## [Provided data]
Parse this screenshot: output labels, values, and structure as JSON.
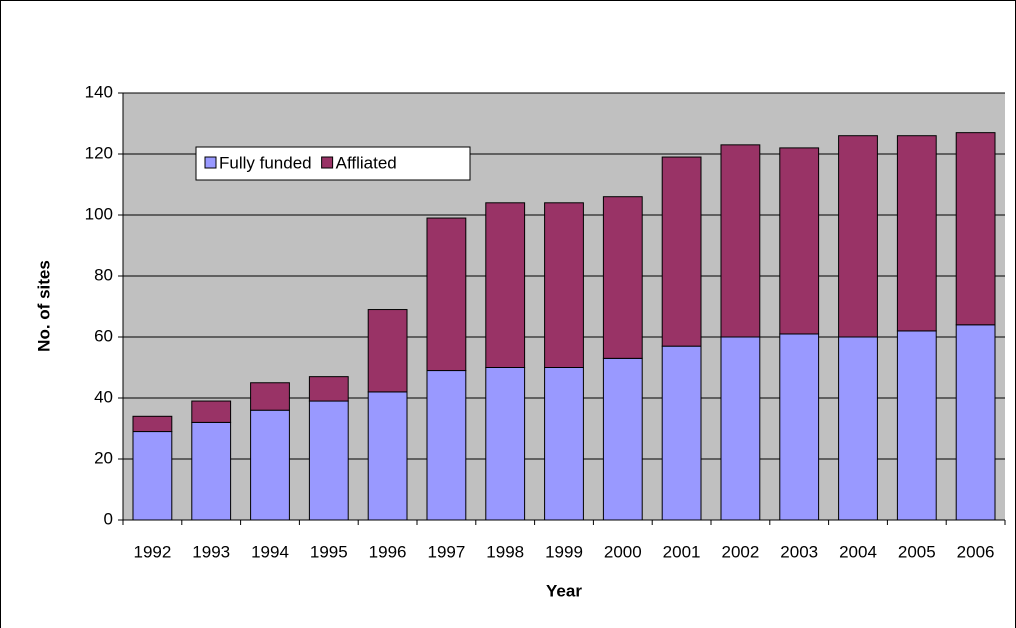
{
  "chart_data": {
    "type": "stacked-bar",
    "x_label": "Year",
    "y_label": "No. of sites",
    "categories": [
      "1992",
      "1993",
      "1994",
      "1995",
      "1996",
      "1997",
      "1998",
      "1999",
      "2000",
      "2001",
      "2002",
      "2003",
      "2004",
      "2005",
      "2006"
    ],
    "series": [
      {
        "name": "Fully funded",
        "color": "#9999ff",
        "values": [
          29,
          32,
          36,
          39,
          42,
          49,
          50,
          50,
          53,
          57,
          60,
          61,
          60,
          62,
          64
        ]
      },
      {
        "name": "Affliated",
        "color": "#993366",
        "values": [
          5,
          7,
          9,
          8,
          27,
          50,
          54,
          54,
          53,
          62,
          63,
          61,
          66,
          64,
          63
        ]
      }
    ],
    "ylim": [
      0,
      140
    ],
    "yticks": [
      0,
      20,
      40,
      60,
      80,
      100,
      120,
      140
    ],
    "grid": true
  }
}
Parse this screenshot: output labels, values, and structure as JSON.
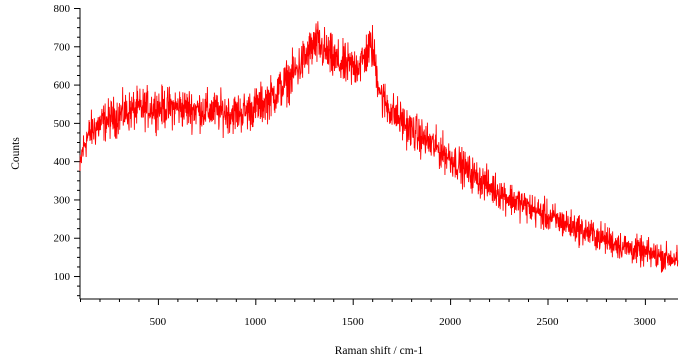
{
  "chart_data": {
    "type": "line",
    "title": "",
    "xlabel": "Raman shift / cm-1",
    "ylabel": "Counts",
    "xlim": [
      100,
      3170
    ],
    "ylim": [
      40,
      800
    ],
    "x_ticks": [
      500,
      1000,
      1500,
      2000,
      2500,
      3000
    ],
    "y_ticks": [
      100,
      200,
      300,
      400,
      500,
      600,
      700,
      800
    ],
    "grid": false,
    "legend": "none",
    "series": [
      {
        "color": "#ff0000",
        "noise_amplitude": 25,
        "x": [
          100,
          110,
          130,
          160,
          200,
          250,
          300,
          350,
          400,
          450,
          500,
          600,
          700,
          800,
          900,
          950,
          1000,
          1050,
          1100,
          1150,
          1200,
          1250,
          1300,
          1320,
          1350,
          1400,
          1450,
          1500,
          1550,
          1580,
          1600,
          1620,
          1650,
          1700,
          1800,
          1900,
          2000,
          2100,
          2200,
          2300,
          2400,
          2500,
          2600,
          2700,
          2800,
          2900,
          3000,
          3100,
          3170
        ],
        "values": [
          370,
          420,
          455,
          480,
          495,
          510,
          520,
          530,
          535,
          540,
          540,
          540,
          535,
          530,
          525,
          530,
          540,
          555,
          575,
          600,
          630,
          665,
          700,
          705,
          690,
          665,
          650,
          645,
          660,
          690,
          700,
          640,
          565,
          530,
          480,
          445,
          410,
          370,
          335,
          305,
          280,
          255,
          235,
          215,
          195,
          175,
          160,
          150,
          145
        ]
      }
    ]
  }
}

## [Required work]
Reproduce the full listing above verbatim, with no pictures included.

## [Exercise result]
Parse this screenshot: output labels, values, and structure as JSON.
{
  "chart_data": {
    "type": "stacked-bar",
    "x_label": "Year",
    "y_label": "No. of sites",
    "categories": [
      "1992",
      "1993",
      "1994",
      "1995",
      "1996",
      "1997",
      "1998",
      "1999",
      "2000",
      "2001",
      "2002",
      "2003",
      "2004",
      "2005",
      "2006"
    ],
    "series": [
      {
        "name": "Fully funded",
        "color": "#9999ff",
        "values": [
          29,
          32,
          36,
          39,
          42,
          49,
          50,
          50,
          53,
          57,
          60,
          61,
          60,
          62,
          64
        ]
      },
      {
        "name": "Affliated",
        "color": "#993366",
        "values": [
          5,
          7,
          9,
          8,
          27,
          50,
          54,
          54,
          53,
          62,
          63,
          61,
          66,
          64,
          63
        ]
      }
    ],
    "ylim": [
      0,
      140
    ],
    "yticks": [
      0,
      20,
      40,
      60,
      80,
      100,
      120,
      140
    ],
    "grid": true
  }
}
Parse this screenshot: output labels, values, and structure as JSON.
{
  "chart_data": {
    "type": "line",
    "title": "",
    "xlabel": "Raman shift / cm-1",
    "ylabel": "Counts",
    "xlim": [
      100,
      3170
    ],
    "ylim": [
      40,
      800
    ],
    "x_ticks": [
      500,
      1000,
      1500,
      2000,
      2500,
      3000
    ],
    "y_ticks": [
      100,
      200,
      300,
      400,
      500,
      600,
      700,
      800
    ],
    "grid": false,
    "legend": "none",
    "series": [
      {
        "color": "#ff0000",
        "noise_amplitude": 25,
        "x": [
          100,
          110,
          130,
          160,
          200,
          250,
          300,
          350,
          400,
          450,
          500,
          600,
          700,
          800,
          900,
          950,
          1000,
          1050,
          1100,
          1150,
          1200,
          1250,
          1300,
          1320,
          1350,
          1400,
          1450,
          1500,
          1550,
          1580,
          1600,
          1620,
          1650,
          1700,
          1800,
          1900,
          2000,
          2100,
          2200,
          2300,
          2400,
          2500,
          2600,
          2700,
          2800,
          2900,
          3000,
          3100,
          3170
        ],
        "values": [
          370,
          420,
          455,
          480,
          495,
          510,
          520,
          530,
          535,
          540,
          540,
          540,
          535,
          530,
          525,
          530,
          540,
          555,
          575,
          600,
          630,
          665,
          700,
          705,
          690,
          665,
          650,
          645,
          660,
          690,
          700,
          640,
          565,
          530,
          480,
          445,
          410,
          370,
          335,
          305,
          280,
          255,
          235,
          215,
          195,
          175,
          160,
          150,
          145
        ]
      }
    ]
  }
}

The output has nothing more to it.